[GIVEN TASK] State how many lines contain the string "Heliocentric", and write nothing else.

━━━━━ RECORDS FOR THIS EXERCISE

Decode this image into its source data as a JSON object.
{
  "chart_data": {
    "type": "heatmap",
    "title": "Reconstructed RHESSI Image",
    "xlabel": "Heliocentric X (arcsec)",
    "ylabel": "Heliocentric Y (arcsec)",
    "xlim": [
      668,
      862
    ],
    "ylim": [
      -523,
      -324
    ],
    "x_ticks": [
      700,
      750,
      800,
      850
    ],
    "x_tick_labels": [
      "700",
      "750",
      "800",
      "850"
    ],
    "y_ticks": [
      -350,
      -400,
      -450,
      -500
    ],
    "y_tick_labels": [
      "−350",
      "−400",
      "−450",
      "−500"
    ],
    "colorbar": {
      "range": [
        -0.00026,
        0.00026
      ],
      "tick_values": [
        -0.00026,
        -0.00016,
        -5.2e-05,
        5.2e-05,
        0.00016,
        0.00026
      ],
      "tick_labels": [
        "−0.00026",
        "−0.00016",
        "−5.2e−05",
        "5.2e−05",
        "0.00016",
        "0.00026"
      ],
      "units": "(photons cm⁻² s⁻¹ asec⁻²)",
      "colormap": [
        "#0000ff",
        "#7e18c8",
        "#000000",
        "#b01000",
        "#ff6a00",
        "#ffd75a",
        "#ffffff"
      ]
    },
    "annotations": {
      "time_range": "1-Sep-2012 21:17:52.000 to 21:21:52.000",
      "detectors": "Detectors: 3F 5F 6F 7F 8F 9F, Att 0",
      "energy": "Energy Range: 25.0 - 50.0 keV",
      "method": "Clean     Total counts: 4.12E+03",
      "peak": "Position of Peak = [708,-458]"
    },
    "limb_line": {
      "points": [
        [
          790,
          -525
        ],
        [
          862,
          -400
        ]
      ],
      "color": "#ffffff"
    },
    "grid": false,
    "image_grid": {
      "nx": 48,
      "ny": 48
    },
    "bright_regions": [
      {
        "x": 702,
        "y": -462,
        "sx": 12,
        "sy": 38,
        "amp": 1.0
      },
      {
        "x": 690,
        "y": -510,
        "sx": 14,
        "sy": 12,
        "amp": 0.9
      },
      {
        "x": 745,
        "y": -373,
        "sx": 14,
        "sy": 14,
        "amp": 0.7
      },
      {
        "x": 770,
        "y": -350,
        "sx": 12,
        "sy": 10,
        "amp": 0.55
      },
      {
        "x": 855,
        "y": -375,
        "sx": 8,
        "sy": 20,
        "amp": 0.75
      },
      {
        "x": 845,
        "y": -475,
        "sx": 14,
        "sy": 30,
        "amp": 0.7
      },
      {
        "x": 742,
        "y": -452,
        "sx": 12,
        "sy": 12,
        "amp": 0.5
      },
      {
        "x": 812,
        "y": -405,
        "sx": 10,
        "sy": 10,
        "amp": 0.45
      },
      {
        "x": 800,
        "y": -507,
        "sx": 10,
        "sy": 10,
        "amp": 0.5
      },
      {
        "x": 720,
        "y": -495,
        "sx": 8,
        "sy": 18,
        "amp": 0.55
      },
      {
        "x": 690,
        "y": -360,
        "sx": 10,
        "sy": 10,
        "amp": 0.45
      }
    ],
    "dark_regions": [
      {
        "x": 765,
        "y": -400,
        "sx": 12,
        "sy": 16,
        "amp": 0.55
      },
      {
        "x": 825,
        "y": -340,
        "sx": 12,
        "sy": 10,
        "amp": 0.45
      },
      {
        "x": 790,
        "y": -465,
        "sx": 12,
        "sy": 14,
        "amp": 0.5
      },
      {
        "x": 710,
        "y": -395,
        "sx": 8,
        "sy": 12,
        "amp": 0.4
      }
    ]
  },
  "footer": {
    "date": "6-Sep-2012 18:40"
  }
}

━━━━━━━━━━

[SOLVED EXERCISE] 2